(Stored data entries)
********************

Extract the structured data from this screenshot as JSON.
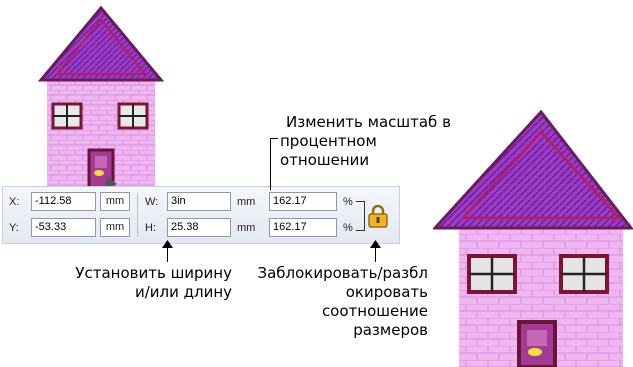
{
  "toolbar": {
    "x_label": "X:",
    "x_value": "-112.58",
    "x_unit": "mm",
    "y_label": "Y:",
    "y_value": "-53.33",
    "y_unit": "mm",
    "w_label": "W:",
    "w_value": "3in",
    "w_unit": "mm",
    "h_label": "H:",
    "h_value": "25.38",
    "h_unit": "mm",
    "w_percent": "162.17",
    "h_percent": "162.17",
    "percent_sign_1": "%",
    "percent_sign_2": "%"
  },
  "annotations": {
    "scale_line1": "Изменить масштаб в",
    "scale_line2": "процентном",
    "scale_line3": "отношении",
    "size_line1": "Установить ширину",
    "size_line2": "и/или длину",
    "lock_line1": "Заблокировать/разбл",
    "lock_line2": "окировать",
    "lock_line3": "соотношение",
    "lock_line4": "размеров"
  },
  "icons": {
    "lock": "lock-icon",
    "house_small": "house-small-image",
    "house_large": "house-large-image"
  },
  "colors": {
    "roof": "#8a2fb3",
    "wall": "#efb3f0",
    "toolbar_bg": "#eceff5",
    "lock_gold": "#e9a823"
  }
}
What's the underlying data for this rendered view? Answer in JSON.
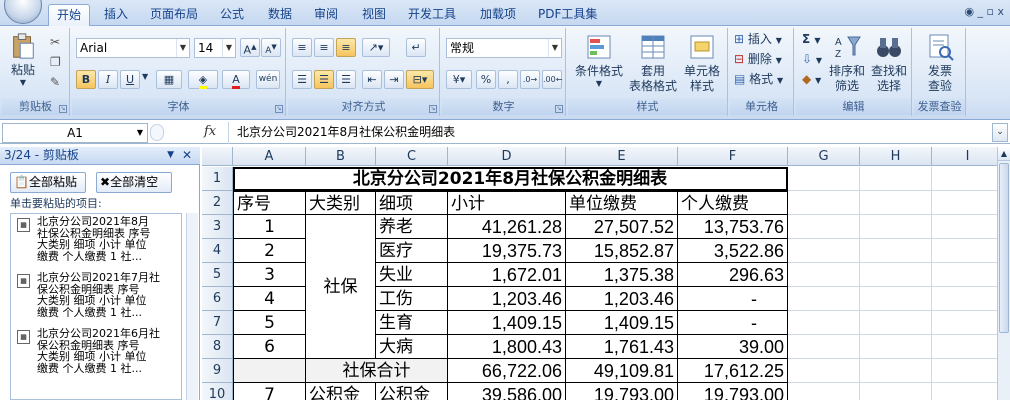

********************

WHAT YOU WILL DO:
Copy each line from the data above that includes "this".

CORRECT RESPONSE:
Extract the structured data from this screenshot as JSON.
What's the underlying data for this rendered view? Answer in JSON.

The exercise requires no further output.